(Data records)

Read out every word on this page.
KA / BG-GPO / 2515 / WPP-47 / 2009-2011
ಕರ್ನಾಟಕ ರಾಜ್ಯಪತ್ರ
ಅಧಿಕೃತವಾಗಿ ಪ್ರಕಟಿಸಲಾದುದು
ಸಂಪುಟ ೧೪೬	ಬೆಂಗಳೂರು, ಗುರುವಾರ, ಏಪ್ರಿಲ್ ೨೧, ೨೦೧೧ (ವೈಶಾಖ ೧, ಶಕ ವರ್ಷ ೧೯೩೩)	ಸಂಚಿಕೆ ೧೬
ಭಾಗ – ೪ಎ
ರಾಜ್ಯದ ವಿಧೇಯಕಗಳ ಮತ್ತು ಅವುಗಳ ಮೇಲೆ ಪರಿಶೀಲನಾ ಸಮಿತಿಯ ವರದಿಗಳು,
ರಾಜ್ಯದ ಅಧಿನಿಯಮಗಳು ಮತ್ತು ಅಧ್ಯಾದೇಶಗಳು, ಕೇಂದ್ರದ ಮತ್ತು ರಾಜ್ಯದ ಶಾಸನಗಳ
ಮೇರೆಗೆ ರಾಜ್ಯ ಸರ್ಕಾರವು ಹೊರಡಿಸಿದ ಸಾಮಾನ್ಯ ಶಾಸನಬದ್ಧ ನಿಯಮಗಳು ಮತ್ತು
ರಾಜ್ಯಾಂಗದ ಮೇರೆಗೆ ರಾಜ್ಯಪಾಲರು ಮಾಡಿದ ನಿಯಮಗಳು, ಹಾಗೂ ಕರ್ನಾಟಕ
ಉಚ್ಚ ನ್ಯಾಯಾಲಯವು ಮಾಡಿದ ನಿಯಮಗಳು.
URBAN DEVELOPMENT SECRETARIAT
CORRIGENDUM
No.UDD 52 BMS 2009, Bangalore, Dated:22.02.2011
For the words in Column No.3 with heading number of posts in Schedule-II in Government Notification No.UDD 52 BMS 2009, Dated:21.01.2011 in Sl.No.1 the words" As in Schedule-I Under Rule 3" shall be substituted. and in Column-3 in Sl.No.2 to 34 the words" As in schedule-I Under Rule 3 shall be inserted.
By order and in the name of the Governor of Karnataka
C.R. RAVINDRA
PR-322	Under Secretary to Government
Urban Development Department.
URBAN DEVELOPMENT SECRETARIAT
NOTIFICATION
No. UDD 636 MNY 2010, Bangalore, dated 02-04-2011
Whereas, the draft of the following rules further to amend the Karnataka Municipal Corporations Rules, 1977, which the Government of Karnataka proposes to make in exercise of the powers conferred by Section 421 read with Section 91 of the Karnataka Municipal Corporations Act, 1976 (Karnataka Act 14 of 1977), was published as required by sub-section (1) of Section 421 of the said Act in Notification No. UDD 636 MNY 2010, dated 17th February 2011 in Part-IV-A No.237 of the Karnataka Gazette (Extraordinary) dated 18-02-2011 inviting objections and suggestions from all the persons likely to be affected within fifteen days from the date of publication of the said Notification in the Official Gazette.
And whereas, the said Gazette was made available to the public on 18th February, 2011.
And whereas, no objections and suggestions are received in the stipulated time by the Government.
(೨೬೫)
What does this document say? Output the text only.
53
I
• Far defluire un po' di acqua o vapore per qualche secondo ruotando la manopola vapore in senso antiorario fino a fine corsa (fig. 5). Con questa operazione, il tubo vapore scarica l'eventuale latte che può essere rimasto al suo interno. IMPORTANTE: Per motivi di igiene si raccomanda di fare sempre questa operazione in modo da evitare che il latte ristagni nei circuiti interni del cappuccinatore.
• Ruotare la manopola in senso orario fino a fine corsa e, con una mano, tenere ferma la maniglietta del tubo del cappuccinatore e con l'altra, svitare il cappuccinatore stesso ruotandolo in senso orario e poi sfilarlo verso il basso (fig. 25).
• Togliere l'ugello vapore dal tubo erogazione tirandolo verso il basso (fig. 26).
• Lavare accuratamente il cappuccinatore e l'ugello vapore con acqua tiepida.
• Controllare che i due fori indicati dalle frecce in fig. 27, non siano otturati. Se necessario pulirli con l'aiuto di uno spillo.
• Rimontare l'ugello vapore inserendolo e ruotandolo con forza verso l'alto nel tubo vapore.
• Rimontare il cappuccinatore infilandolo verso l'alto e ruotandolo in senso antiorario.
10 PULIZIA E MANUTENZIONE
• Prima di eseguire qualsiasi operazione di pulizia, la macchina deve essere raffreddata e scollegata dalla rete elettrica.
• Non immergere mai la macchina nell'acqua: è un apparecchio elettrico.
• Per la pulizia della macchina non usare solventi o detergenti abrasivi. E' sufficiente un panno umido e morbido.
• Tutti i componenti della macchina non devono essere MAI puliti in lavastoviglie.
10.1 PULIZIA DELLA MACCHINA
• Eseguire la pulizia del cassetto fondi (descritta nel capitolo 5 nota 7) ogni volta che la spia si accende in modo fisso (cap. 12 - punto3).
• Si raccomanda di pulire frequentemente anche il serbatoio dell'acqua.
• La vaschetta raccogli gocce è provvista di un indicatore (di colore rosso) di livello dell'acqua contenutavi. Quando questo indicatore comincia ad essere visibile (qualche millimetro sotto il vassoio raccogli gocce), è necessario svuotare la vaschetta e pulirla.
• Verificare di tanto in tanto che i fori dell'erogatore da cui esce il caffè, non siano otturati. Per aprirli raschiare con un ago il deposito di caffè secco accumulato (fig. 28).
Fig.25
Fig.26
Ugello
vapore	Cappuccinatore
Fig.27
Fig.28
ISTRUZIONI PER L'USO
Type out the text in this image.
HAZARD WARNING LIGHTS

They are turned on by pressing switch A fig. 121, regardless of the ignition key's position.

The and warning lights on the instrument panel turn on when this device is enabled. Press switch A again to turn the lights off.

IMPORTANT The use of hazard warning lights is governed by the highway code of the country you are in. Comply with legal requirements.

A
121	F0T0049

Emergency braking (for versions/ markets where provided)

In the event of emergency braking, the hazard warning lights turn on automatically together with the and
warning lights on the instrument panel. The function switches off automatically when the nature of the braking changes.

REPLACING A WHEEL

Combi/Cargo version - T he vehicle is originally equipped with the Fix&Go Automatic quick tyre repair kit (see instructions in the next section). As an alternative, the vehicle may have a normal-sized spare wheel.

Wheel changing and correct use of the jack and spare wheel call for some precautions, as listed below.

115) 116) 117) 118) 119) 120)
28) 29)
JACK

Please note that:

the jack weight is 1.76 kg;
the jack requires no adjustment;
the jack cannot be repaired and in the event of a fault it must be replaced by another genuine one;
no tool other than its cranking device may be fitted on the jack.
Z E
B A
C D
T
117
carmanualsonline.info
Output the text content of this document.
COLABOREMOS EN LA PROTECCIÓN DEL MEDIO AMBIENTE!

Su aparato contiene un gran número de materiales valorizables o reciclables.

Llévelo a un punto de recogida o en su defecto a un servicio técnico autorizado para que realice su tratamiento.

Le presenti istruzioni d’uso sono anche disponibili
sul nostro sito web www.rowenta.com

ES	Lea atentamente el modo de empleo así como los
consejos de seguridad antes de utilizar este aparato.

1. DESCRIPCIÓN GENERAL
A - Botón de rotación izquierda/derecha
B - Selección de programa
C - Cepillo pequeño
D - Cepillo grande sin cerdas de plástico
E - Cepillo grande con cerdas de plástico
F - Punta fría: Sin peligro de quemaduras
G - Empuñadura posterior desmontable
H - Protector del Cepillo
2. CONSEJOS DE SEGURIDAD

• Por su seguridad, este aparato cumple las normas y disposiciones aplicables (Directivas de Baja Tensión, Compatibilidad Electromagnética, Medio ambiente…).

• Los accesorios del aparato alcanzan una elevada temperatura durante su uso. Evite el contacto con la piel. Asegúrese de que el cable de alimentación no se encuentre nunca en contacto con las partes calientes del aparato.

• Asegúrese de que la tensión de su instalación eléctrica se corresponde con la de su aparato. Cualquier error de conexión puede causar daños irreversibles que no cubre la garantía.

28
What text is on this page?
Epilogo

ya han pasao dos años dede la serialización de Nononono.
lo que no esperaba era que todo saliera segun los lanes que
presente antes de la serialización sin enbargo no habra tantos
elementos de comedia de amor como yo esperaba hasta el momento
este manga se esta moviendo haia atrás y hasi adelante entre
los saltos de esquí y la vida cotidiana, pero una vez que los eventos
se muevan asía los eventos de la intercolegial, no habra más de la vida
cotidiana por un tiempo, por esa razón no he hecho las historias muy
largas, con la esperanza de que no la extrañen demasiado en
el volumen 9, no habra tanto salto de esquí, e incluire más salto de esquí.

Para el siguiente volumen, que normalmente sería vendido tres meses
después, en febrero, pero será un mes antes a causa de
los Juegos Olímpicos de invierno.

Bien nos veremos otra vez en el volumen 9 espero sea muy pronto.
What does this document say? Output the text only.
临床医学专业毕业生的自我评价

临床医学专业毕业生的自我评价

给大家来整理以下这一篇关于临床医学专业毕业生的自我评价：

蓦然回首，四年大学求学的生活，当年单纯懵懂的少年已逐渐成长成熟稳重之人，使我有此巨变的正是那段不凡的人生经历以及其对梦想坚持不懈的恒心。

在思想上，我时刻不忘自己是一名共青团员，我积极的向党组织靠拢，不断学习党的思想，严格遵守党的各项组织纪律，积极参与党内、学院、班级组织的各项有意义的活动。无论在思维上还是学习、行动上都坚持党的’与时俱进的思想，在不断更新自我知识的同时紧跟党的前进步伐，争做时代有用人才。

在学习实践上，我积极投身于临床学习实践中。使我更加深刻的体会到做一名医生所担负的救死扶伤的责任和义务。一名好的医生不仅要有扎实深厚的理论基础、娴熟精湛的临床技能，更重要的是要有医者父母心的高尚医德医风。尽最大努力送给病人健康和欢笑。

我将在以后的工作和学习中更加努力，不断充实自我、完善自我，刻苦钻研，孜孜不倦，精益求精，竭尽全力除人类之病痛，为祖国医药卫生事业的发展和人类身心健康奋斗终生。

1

■ **WHAT NEEDS TO BE DONE**
Look through the entries above and report each line where the string "instrument" occurs.

■ **SOLVED PROBLEM**
The and warning lights on the instrument panel turn on when this device is enabled. Press switch A again to turn the lights off.
warning lights on the instrument panel. The function switches off automatically when the nature of the braking changes.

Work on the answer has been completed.